[SET EXERCISE]
Extract, from the listing that follows, each line containing the word "baidubce".

[EXERCISE MATERIALS]
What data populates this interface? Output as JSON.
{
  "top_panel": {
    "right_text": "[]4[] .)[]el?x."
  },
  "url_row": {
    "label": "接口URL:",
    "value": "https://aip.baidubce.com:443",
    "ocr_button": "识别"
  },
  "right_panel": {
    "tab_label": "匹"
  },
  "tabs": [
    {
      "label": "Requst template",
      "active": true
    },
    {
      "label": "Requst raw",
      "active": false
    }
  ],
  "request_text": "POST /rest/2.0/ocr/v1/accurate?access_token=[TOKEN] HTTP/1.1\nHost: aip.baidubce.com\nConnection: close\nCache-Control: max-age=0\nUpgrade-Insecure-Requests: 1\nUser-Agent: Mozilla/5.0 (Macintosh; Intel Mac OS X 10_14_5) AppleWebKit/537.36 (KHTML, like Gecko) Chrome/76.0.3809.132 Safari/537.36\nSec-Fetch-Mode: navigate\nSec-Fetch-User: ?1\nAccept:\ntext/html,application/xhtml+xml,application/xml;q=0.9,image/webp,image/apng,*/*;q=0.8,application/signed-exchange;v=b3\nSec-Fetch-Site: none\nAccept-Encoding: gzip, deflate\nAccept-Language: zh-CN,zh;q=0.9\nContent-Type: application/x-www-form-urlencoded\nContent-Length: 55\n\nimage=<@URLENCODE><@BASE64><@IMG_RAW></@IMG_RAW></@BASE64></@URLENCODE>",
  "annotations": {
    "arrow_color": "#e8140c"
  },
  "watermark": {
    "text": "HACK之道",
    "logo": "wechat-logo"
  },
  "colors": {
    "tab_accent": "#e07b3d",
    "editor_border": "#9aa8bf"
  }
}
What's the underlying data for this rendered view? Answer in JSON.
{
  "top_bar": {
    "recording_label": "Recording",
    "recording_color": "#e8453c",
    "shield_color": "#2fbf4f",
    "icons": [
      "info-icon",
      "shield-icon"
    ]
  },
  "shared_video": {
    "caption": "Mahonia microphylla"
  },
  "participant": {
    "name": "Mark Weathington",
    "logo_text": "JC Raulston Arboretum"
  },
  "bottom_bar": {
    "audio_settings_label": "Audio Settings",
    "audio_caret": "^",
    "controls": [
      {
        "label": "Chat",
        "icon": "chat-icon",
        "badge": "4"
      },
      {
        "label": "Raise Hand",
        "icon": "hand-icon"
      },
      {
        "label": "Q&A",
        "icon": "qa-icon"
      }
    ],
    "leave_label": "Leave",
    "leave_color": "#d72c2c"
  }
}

[SOLUTION TO THIS PROBLEM]
    "value": "https://aip.baidubce.com:443",
  "request_text": "POST /rest/2.0/ocr/v1/accurate?access_token=[TOKEN] HTTP/1.1\nHost: aip.baidubce.com\nConnection: close\nCache-Control: max-age=0\nUpgrade-Insecure-Requests: 1\nUser-Agent: Mozilla/5.0 (Macintosh; Intel Mac OS X 10_14_5) AppleWebKit/537.36 (KHTML, like Gecko) Chrome/76.0.3809.132 Safari/537.36\nSec-Fetch-Mode: navigate\nSec-Fetch-User: ?1\nAccept:\ntext/html,application/xhtml+xml,application/xml;q=0.9,image/webp,image/apng,*/*;q=0.8,application/signed-exchange;v=b3\nSec-Fetch-Site: none\nAccept-Encoding: gzip, deflate\nAccept-Language: zh-CN,zh;q=0.9\nContent-Type: application/x-www-form-urlencoded\nContent-Length: 55\n\nimage=<@URLENCODE><@BASE64><@IMG_RAW></@IMG_RAW></@BASE64></@URLENCODE>",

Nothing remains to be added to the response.